(Dataset rows about figures)
* Start *
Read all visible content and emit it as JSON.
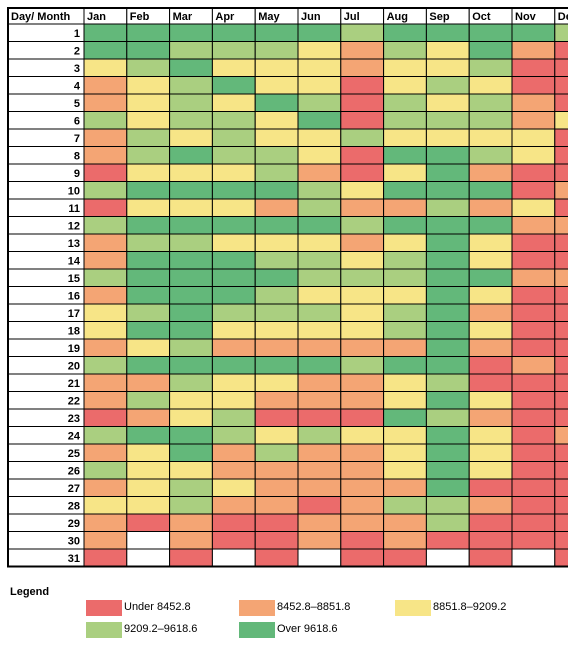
{
  "colors": {
    "under": "#EB6B6B",
    "low": "#F4A574",
    "mid": "#F7E587",
    "high": "#AACF80",
    "over": "#63B87A",
    "empty": "#FFFFFF",
    "grid": "#000000"
  },
  "chart_data": {
    "type": "heatmap",
    "corner_label": "Day/ Month",
    "columns": [
      "Jan",
      "Feb",
      "Mar",
      "Apr",
      "May",
      "Jun",
      "Jul",
      "Aug",
      "Sep",
      "Oct",
      "Nov",
      "Dec"
    ],
    "rows": [
      "1",
      "2",
      "3",
      "4",
      "5",
      "6",
      "7",
      "8",
      "9",
      "10",
      "11",
      "12",
      "13",
      "14",
      "15",
      "16",
      "17",
      "18",
      "19",
      "20",
      "21",
      "22",
      "23",
      "24",
      "25",
      "26",
      "27",
      "28",
      "29",
      "30",
      "31"
    ],
    "category_codes": {
      "0": "Under 8452.8",
      "1": "8452.8–8851.8",
      "2": "8851.8–9209.2",
      "3": "9209.2–9618.6",
      "4": "Over 9618.6"
    },
    "values": [
      [
        4,
        4,
        4,
        4,
        4,
        4,
        3,
        4,
        4,
        4,
        4,
        3
      ],
      [
        4,
        4,
        3,
        3,
        3,
        2,
        1,
        3,
        2,
        4,
        1,
        0
      ],
      [
        2,
        3,
        4,
        2,
        2,
        2,
        1,
        2,
        2,
        3,
        0,
        0
      ],
      [
        1,
        2,
        3,
        4,
        2,
        2,
        0,
        2,
        3,
        2,
        0,
        0
      ],
      [
        1,
        2,
        3,
        2,
        4,
        3,
        0,
        3,
        2,
        3,
        1,
        0
      ],
      [
        3,
        2,
        3,
        3,
        2,
        4,
        0,
        3,
        3,
        3,
        1,
        2
      ],
      [
        1,
        3,
        2,
        3,
        2,
        2,
        3,
        2,
        2,
        2,
        2,
        0
      ],
      [
        1,
        3,
        4,
        3,
        3,
        2,
        0,
        4,
        4,
        3,
        2,
        0
      ],
      [
        0,
        2,
        2,
        2,
        3,
        1,
        0,
        2,
        4,
        1,
        0,
        0
      ],
      [
        3,
        4,
        4,
        4,
        4,
        3,
        2,
        4,
        4,
        4,
        0,
        1
      ],
      [
        0,
        2,
        2,
        2,
        1,
        3,
        1,
        1,
        3,
        1,
        2,
        0
      ],
      [
        3,
        4,
        4,
        4,
        4,
        4,
        3,
        4,
        4,
        4,
        1,
        1
      ],
      [
        1,
        3,
        3,
        2,
        2,
        2,
        1,
        2,
        4,
        2,
        0,
        0
      ],
      [
        1,
        4,
        4,
        4,
        3,
        3,
        2,
        3,
        4,
        2,
        0,
        0
      ],
      [
        3,
        4,
        4,
        4,
        4,
        3,
        3,
        3,
        4,
        4,
        1,
        1
      ],
      [
        1,
        4,
        4,
        4,
        3,
        2,
        2,
        2,
        4,
        2,
        0,
        0
      ],
      [
        2,
        3,
        4,
        3,
        3,
        3,
        2,
        3,
        4,
        1,
        0,
        0
      ],
      [
        2,
        4,
        4,
        2,
        2,
        2,
        2,
        3,
        4,
        2,
        0,
        0
      ],
      [
        1,
        2,
        3,
        1,
        1,
        1,
        1,
        1,
        4,
        1,
        0,
        0
      ],
      [
        3,
        4,
        4,
        4,
        4,
        4,
        3,
        4,
        4,
        0,
        1,
        0
      ],
      [
        1,
        1,
        3,
        2,
        2,
        1,
        1,
        2,
        3,
        0,
        0,
        0
      ],
      [
        1,
        3,
        2,
        2,
        1,
        1,
        1,
        2,
        4,
        2,
        0,
        0
      ],
      [
        0,
        1,
        2,
        3,
        0,
        0,
        0,
        4,
        3,
        1,
        0,
        0
      ],
      [
        3,
        4,
        4,
        3,
        2,
        3,
        2,
        2,
        4,
        2,
        0,
        1
      ],
      [
        1,
        2,
        4,
        1,
        3,
        1,
        1,
        2,
        4,
        2,
        0,
        0
      ],
      [
        3,
        2,
        2,
        1,
        1,
        1,
        1,
        2,
        4,
        2,
        0,
        0
      ],
      [
        1,
        2,
        3,
        2,
        1,
        1,
        1,
        1,
        4,
        0,
        0,
        0
      ],
      [
        2,
        2,
        3,
        1,
        1,
        0,
        1,
        3,
        3,
        1,
        0,
        0
      ],
      [
        1,
        0,
        1,
        0,
        0,
        1,
        1,
        1,
        3,
        0,
        0,
        0
      ],
      [
        1,
        null,
        1,
        0,
        0,
        1,
        0,
        1,
        0,
        0,
        0,
        0
      ],
      [
        0,
        null,
        0,
        null,
        0,
        null,
        0,
        0,
        null,
        0,
        null,
        0
      ]
    ]
  },
  "legend": {
    "title": "Legend",
    "items": [
      {
        "label": "Under 8452.8",
        "color": "#EB6B6B"
      },
      {
        "label": "8452.8–8851.8",
        "color": "#F4A574"
      },
      {
        "label": "8851.8–9209.2",
        "color": "#F7E587"
      },
      {
        "label": "9209.2–9618.6",
        "color": "#AACF80"
      },
      {
        "label": "Over 9618.6",
        "color": "#63B87A"
      }
    ]
  }
}
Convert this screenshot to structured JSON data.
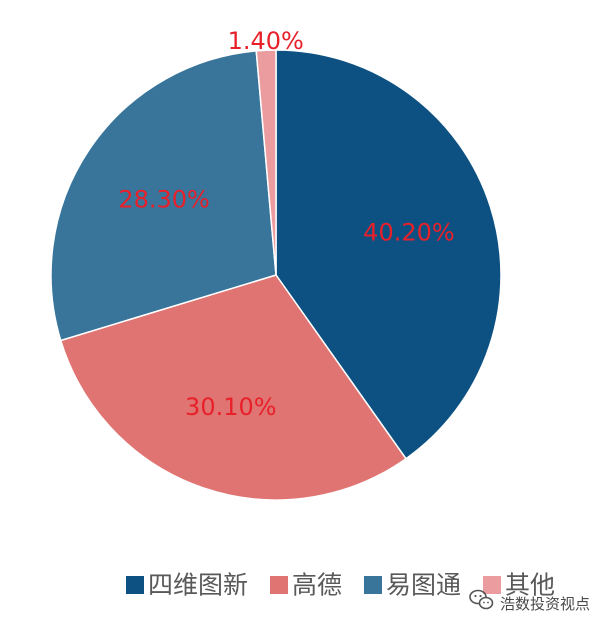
{
  "chart_data": {
    "type": "pie",
    "categories": [
      "四维图新",
      "高德",
      "易图通",
      "其他"
    ],
    "values": [
      40.2,
      30.1,
      28.3,
      1.4
    ],
    "labels": [
      "40.20%",
      "30.10%",
      "28.30%",
      "1.40%"
    ],
    "colors": [
      "#0c5182",
      "#e07472",
      "#39759b",
      "#eb9c9f"
    ],
    "legend_position": "bottom"
  },
  "watermark": {
    "text": "浩数投资视点",
    "icon": "wechat-icon"
  }
}
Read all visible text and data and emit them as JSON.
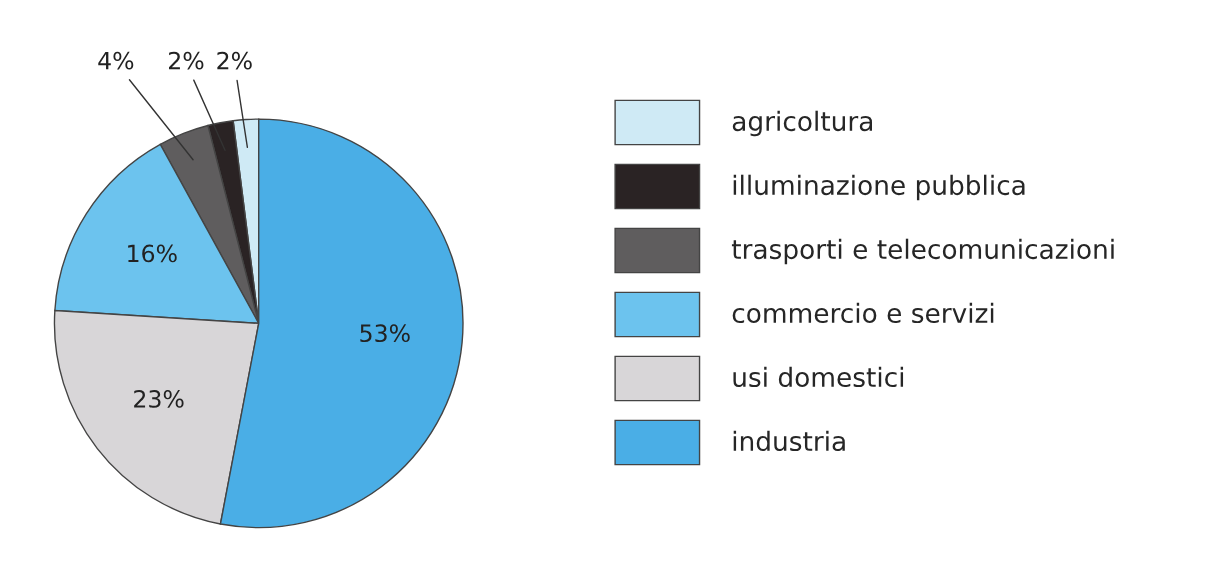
{
  "chart_data": {
    "type": "pie",
    "categories": [
      "agricoltura",
      "illuminazione pubblica",
      "trasporti e telecomunicazioni",
      "commercio e servizi",
      "usi domestici",
      "industria"
    ],
    "values": [
      2,
      2,
      4,
      16,
      23,
      53
    ],
    "value_labels": [
      "2%",
      "2%",
      "4%",
      "16%",
      "23%",
      "53%"
    ],
    "colors": [
      "#cfeaf5",
      "#2a2324",
      "#5f5d5e",
      "#6cc3ee",
      "#d8d6d8",
      "#4aaee6"
    ],
    "legend": "right"
  }
}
* End *
▸ **YOUR OBJECTIVE**
Leave the pictures out, and reproduce only the lines from the line holding "Read all visible text" through the last line of the material, both included.

▸ **ANSWER FOR THE TASK**
Read all visible text and data and emit them as JSON.
{
  "chart_data": {
    "type": "pie",
    "categories": [
      "agricoltura",
      "illuminazione pubblica",
      "trasporti e telecomunicazioni",
      "commercio e servizi",
      "usi domestici",
      "industria"
    ],
    "values": [
      2,
      2,
      4,
      16,
      23,
      53
    ],
    "value_labels": [
      "2%",
      "2%",
      "4%",
      "16%",
      "23%",
      "53%"
    ],
    "colors": [
      "#cfeaf5",
      "#2a2324",
      "#5f5d5e",
      "#6cc3ee",
      "#d8d6d8",
      "#4aaee6"
    ],
    "legend": "right"
  }
}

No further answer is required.